Given instruction = Pick out the lines in the listing below that contain the word "more" and copy them.

..........

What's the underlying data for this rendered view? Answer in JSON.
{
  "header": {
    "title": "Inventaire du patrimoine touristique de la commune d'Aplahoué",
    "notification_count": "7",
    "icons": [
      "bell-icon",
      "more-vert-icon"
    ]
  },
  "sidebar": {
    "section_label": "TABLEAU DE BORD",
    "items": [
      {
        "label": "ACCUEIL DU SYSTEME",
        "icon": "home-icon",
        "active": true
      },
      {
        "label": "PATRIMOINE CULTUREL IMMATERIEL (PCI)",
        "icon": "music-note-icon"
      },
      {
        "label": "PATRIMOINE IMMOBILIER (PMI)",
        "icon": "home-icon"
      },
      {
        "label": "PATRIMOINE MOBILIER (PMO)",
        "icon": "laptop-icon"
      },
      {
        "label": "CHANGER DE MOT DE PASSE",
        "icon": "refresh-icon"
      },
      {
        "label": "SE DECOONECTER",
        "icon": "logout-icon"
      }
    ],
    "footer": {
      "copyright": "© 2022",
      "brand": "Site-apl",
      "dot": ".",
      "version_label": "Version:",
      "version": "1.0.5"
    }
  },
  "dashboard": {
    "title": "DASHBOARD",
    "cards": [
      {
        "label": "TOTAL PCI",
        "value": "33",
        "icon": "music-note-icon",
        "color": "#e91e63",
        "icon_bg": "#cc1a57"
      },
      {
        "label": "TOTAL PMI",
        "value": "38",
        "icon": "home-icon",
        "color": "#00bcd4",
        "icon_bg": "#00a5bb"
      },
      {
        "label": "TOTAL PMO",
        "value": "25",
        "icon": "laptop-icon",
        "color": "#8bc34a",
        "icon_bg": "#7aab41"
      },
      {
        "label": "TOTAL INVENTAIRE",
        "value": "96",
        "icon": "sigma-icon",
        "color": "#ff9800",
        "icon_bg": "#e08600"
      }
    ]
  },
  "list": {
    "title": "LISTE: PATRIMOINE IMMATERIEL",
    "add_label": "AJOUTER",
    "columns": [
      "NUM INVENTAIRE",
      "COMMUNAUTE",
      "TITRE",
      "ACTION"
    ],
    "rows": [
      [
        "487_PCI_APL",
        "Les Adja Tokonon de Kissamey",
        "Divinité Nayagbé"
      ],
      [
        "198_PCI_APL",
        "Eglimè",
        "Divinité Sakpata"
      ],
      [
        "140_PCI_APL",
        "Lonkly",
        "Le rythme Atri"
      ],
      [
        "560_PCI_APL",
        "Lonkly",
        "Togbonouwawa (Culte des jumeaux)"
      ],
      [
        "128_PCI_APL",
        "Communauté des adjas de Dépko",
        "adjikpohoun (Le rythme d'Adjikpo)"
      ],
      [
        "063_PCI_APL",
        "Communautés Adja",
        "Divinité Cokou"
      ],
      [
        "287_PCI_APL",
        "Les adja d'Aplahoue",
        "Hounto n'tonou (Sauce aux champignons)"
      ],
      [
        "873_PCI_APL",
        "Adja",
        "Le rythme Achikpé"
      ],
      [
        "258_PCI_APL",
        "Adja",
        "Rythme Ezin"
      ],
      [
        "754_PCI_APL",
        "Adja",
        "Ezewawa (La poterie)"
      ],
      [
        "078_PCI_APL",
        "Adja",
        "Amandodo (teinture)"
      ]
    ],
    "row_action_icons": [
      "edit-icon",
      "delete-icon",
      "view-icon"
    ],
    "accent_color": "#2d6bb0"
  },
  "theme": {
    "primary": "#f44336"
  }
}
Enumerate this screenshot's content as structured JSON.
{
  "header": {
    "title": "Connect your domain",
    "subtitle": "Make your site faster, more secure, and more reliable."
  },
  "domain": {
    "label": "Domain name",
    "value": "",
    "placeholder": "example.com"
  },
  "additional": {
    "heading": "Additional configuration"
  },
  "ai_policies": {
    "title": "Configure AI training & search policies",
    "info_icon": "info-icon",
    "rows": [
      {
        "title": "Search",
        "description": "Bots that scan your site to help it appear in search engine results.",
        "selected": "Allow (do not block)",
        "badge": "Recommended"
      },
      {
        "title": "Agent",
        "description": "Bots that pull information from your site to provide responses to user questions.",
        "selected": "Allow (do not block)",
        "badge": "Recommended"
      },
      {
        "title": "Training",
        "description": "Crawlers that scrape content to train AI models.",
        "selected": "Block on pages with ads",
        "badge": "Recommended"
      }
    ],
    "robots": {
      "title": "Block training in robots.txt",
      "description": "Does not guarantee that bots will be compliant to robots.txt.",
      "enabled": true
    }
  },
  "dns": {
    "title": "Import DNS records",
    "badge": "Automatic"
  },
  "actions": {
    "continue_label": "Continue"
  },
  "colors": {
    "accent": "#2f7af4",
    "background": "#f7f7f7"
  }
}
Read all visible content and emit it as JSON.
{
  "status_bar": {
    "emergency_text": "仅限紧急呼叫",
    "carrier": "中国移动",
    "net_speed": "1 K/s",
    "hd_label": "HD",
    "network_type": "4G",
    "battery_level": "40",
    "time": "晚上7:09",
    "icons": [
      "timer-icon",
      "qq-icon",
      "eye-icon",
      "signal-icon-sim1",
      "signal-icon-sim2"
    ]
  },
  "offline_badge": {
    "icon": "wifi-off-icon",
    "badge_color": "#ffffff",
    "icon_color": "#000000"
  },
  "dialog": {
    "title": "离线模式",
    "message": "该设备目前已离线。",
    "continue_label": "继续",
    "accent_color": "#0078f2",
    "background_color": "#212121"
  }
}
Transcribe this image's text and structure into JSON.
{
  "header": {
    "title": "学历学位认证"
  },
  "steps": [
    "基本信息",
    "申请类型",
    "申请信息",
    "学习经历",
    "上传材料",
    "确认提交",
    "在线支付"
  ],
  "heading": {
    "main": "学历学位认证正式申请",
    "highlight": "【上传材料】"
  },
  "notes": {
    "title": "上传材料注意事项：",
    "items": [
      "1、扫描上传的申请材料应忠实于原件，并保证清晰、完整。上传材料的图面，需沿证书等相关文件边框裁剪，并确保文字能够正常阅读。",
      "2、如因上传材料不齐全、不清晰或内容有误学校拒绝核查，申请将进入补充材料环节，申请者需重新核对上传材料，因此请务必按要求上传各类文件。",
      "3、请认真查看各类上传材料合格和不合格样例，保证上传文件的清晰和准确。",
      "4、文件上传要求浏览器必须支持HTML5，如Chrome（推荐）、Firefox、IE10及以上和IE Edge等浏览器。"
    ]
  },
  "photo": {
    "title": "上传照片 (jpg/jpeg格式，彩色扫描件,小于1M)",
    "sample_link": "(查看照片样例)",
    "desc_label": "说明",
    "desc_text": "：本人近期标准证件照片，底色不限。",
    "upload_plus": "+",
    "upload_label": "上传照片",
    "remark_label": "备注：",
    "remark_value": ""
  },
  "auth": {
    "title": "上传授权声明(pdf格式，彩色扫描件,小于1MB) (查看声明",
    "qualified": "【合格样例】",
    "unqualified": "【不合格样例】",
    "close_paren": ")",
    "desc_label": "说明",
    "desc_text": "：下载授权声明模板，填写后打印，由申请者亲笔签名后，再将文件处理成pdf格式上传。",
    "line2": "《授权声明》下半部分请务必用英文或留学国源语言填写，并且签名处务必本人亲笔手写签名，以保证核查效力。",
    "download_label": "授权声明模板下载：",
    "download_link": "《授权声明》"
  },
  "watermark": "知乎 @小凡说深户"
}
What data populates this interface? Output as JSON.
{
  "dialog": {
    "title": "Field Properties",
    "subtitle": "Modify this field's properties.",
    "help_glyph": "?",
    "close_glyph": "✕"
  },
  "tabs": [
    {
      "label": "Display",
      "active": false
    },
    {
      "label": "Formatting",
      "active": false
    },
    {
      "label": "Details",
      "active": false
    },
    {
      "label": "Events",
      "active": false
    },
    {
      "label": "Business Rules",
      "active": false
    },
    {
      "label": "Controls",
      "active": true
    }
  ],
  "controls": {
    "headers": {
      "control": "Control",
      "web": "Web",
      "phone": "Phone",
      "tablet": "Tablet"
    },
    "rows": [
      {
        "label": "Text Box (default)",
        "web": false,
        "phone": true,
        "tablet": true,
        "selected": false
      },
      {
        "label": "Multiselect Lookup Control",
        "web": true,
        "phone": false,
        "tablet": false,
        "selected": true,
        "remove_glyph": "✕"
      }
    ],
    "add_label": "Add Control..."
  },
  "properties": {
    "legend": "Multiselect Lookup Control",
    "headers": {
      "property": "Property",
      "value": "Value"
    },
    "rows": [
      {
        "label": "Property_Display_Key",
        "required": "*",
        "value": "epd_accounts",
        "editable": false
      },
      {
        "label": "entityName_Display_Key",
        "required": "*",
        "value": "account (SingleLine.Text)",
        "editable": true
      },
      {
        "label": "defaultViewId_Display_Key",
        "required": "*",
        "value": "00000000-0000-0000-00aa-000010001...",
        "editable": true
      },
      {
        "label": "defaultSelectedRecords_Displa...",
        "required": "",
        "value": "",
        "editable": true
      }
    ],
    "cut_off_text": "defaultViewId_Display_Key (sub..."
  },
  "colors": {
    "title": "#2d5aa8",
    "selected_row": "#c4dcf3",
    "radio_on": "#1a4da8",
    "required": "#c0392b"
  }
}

..........

Exercise solution =
      "more-vert-icon"
    "subtitle": "Make your site faster, more secure, and more reliable."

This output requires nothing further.